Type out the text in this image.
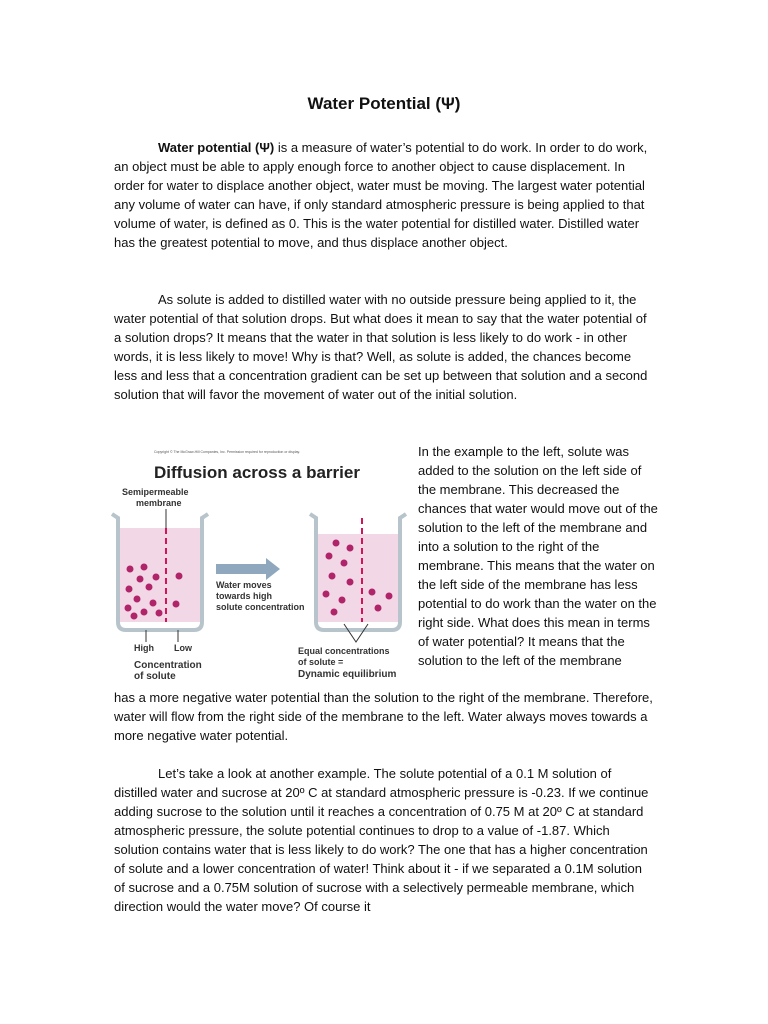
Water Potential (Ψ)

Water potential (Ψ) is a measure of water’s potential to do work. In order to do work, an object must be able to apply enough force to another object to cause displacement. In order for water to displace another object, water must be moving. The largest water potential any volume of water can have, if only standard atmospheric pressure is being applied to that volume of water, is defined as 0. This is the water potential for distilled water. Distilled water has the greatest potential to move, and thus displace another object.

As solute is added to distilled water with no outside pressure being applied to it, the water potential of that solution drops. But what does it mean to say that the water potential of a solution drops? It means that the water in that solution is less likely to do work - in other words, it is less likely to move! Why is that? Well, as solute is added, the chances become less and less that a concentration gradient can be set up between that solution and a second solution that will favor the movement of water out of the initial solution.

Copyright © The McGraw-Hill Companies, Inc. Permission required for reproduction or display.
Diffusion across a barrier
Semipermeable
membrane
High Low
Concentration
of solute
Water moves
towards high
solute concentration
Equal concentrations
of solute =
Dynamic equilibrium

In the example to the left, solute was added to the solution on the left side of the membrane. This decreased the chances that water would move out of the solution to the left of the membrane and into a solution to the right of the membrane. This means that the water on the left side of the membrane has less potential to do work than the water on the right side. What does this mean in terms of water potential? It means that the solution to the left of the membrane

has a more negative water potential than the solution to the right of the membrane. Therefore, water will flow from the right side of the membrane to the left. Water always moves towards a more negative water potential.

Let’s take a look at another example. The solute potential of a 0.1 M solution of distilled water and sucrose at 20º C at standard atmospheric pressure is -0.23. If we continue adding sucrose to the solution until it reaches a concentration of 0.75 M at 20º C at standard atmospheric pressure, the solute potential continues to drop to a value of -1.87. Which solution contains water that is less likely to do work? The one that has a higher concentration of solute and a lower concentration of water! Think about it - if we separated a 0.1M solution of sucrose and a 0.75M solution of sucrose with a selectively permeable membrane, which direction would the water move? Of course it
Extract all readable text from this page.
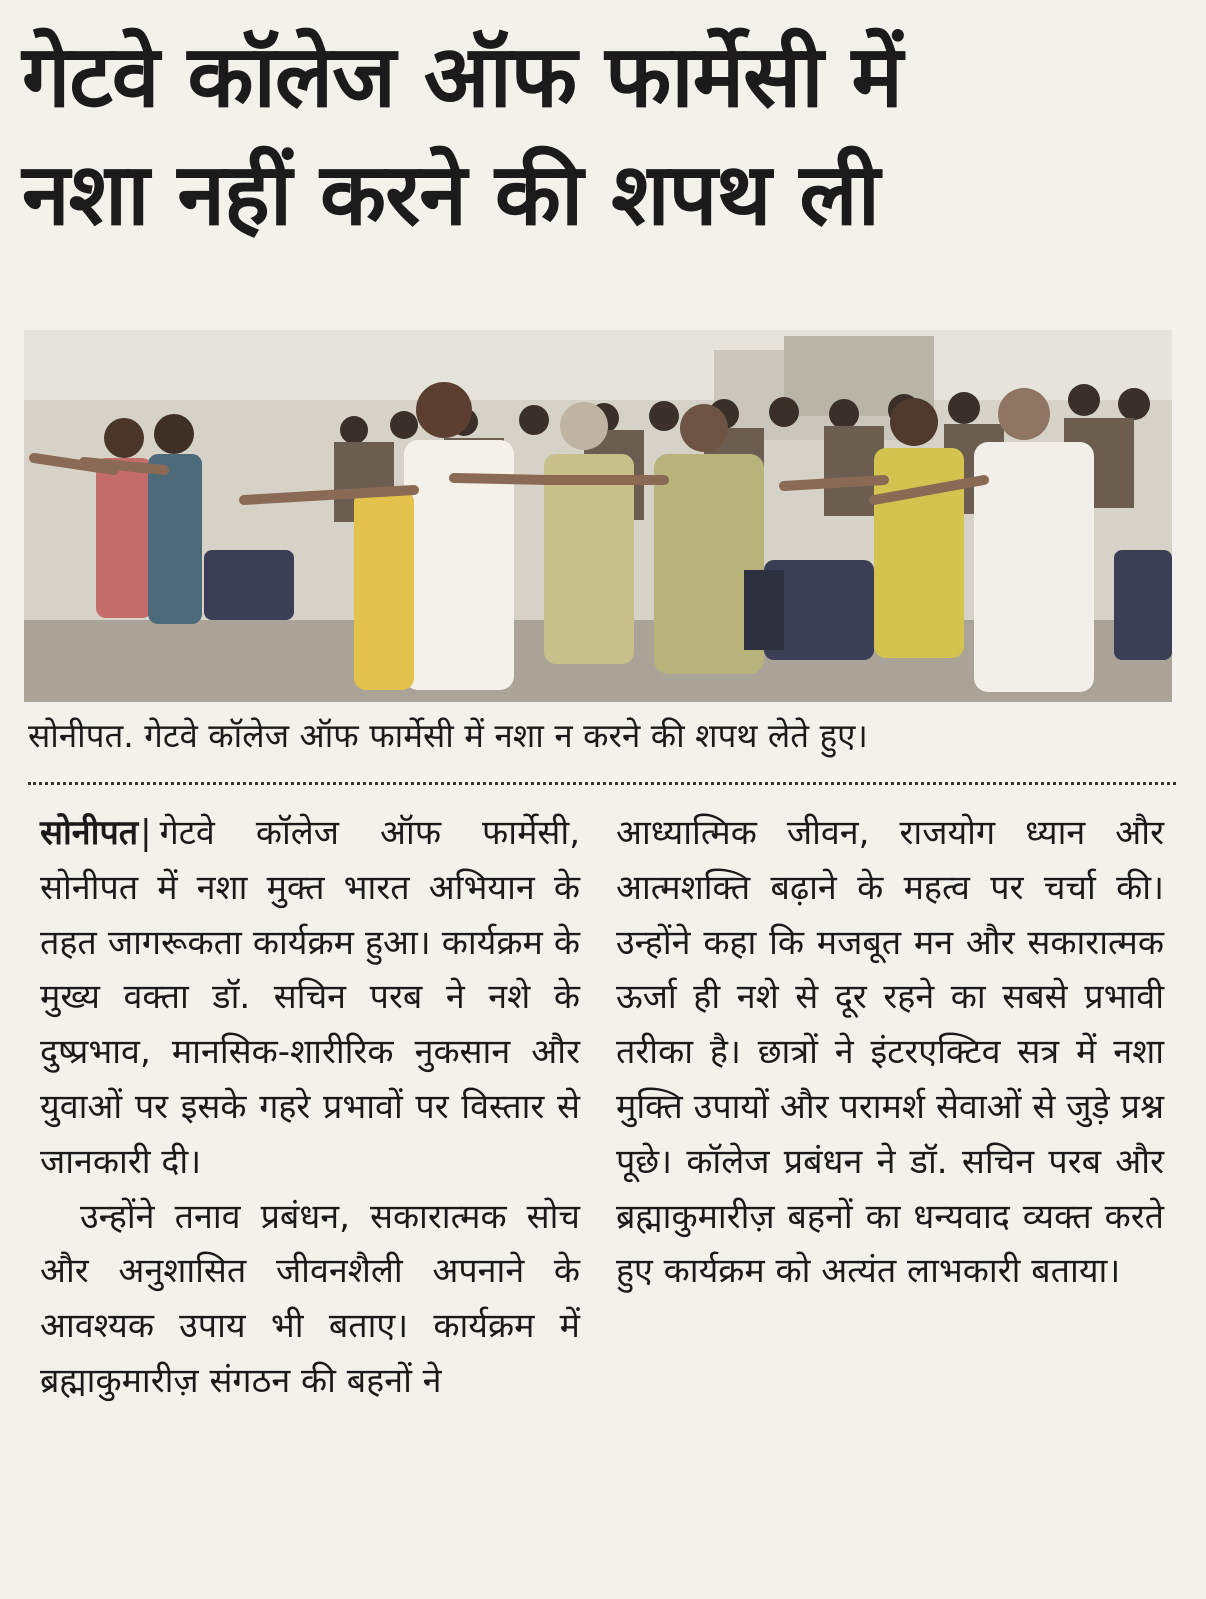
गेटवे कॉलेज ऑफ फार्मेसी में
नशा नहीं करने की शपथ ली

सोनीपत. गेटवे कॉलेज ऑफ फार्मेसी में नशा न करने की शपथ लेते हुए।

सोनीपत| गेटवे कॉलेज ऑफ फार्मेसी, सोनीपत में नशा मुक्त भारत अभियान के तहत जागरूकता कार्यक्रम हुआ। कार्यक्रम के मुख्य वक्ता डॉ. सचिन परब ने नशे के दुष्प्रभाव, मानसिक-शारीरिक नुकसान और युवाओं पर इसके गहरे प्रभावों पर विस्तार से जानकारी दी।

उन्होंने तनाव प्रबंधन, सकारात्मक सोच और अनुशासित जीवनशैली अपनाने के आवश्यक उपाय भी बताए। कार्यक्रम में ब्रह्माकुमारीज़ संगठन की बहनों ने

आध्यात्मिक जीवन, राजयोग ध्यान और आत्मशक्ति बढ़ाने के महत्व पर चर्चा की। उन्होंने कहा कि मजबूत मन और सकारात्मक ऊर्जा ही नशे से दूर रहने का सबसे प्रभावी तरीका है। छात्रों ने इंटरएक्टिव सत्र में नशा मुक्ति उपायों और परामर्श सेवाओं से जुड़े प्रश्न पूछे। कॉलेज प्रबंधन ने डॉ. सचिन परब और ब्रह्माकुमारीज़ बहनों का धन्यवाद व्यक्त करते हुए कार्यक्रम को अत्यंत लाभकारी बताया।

______________________________

**WHAT TO PRODUCE**
The pictures in the entries should be left out; output everything else exactly.

**THE OUTPUT**
Type out the text in this image.
Water Potential (Ψ)

Water potential (Ψ) is a measure of water’s potential to do work. In order to do work, an object must be able to apply enough force to another object to cause displacement. In order for water to displace another object, water must be moving. The largest water potential any volume of water can have, if only standard atmospheric pressure is being applied to that volume of water, is defined as 0. This is the water potential for distilled water. Distilled water has the greatest potential to move, and thus displace another object.

As solute is added to distilled water with no outside pressure being applied to it, the water potential of that solution drops. But what does it mean to say that the water potential of a solution drops? It means that the water in that solution is less likely to do work - in other words, it is less likely to move! Why is that? Well, as solute is added, the chances become less and less that a concentration gradient can be set up between that solution and a second solution that will favor the movement of water out of the initial solution.

Copyright © The McGraw-Hill Companies, Inc. Permission required for reproduction or display.
Diffusion across a barrier
Semipermeable
membrane
High Low
Concentration
of solute
Water moves
towards high
solute concentration
Equal concentrations
of solute =
Dynamic equilibrium

In the example to the left, solute was added to the solution on the left side of the membrane. This decreased the chances that water would move out of the solution to the left of the membrane and into a solution to the right of the membrane. This means that the water on the left side of the membrane has less potential to do work than the water on the right side. What does this mean in terms of water potential? It means that the solution to the left of the membrane

has a more negative water potential than the solution to the right of the membrane. Therefore, water will flow from the right side of the membrane to the left. Water always moves towards a more negative water potential.

Let’s take a look at another example. The solute potential of a 0.1 M solution of distilled water and sucrose at 20º C at standard atmospheric pressure is -0.23. If we continue adding sucrose to the solution until it reaches a concentration of 0.75 M at 20º C at standard atmospheric pressure, the solute potential continues to drop to a value of -1.87. Which solution contains water that is less likely to do work? The one that has a higher concentration of solute and a lower concentration of water! Think about it - if we separated a 0.1M solution of sucrose and a 0.75M solution of sucrose with a selectively permeable membrane, which direction would the water move? Of course it
Extract all readable text from this page.
गेटवे कॉलेज ऑफ फार्मेसी में
नशा नहीं करने की शपथ ली

सोनीपत. गेटवे कॉलेज ऑफ फार्मेसी में नशा न करने की शपथ लेते हुए।

सोनीपत| गेटवे कॉलेज ऑफ फार्मेसी, सोनीपत में नशा मुक्त भारत अभियान के तहत जागरूकता कार्यक्रम हुआ। कार्यक्रम के मुख्य वक्ता डॉ. सचिन परब ने नशे के दुष्प्रभाव, मानसिक-शारीरिक नुकसान और युवाओं पर इसके गहरे प्रभावों पर विस्तार से जानकारी दी।

उन्होंने तनाव प्रबंधन, सकारात्मक सोच और अनुशासित जीवनशैली अपनाने के आवश्यक उपाय भी बताए। कार्यक्रम में ब्रह्माकुमारीज़ संगठन की बहनों ने

आध्यात्मिक जीवन, राजयोग ध्यान और आत्मशक्ति बढ़ाने के महत्व पर चर्चा की। उन्होंने कहा कि मजबूत मन और सकारात्मक ऊर्जा ही नशे से दूर रहने का सबसे प्रभावी तरीका है। छात्रों ने इंटरएक्टिव सत्र में नशा मुक्ति उपायों और परामर्श सेवाओं से जुड़े प्रश्न पूछे। कॉलेज प्रबंधन ने डॉ. सचिन परब और ब्रह्माकुमारीज़ बहनों का धन्यवाद व्यक्त करते हुए कार्यक्रम को अत्यंत लाभकारी बताया।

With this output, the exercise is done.